> **Data lines**:
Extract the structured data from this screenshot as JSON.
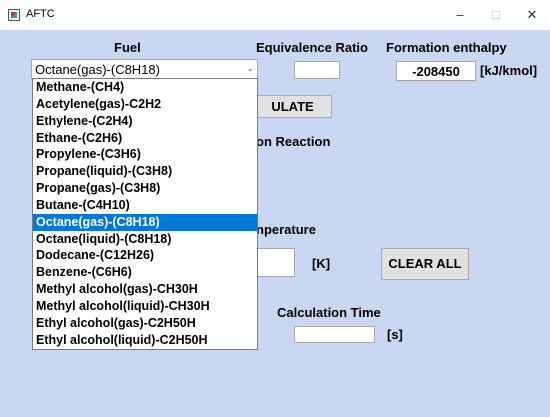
{
  "window": {
    "title": "AFTC",
    "minimize_glyph": "–",
    "maximize_glyph": "□",
    "close_glyph": "✕"
  },
  "labels": {
    "fuel": "Fuel",
    "equivalence_ratio": "Equivalence Ratio",
    "formation_enthalpy": "Formation enthalpy",
    "enthalpy_unit": "[kJ/kmol]",
    "reaction_fragment": "on Reaction",
    "temperature_fragment": "nperature",
    "temp_unit": "[K]",
    "calculation_time": "Calculation Time",
    "time_unit": "[s]"
  },
  "fields": {
    "equivalence_ratio": "",
    "formation_enthalpy": "-208450",
    "temperature": "",
    "calculation_time": ""
  },
  "buttons": {
    "calculate_fragment": "ULATE",
    "clear_all": "CLEAR ALL"
  },
  "fuel_select": {
    "selected": "Octane(gas)-(C8H18)",
    "selected_index": 8,
    "options": [
      "Methane-(CH4)",
      "Acetylene(gas)-C2H2",
      "Ethylene-(C2H4)",
      "Ethane-(C2H6)",
      "Propylene-(C3H6)",
      "Propane(liquid)-(C3H8)",
      "Propane(gas)-(C3H8)",
      "Butane-(C4H10)",
      "Octane(gas)-(C8H18)",
      "Octane(liquid)-(C8H18)",
      "Dodecane-(C12H26)",
      "Benzene-(C6H6)",
      "Methyl alcohol(gas)-CH30H",
      "Methyl alcohol(liquid)-CH30H",
      "Ethyl alcohol(gas)-C2H50H",
      "Ethyl alcohol(liquid)-C2H50H"
    ]
  },
  "colors": {
    "client_background": "#c9d7f3",
    "selection": "#0078d7"
  }
}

> **Challenge**:
Count every line of the records that holds "alcohol". State the number, nothing else.

> **Task response**:
4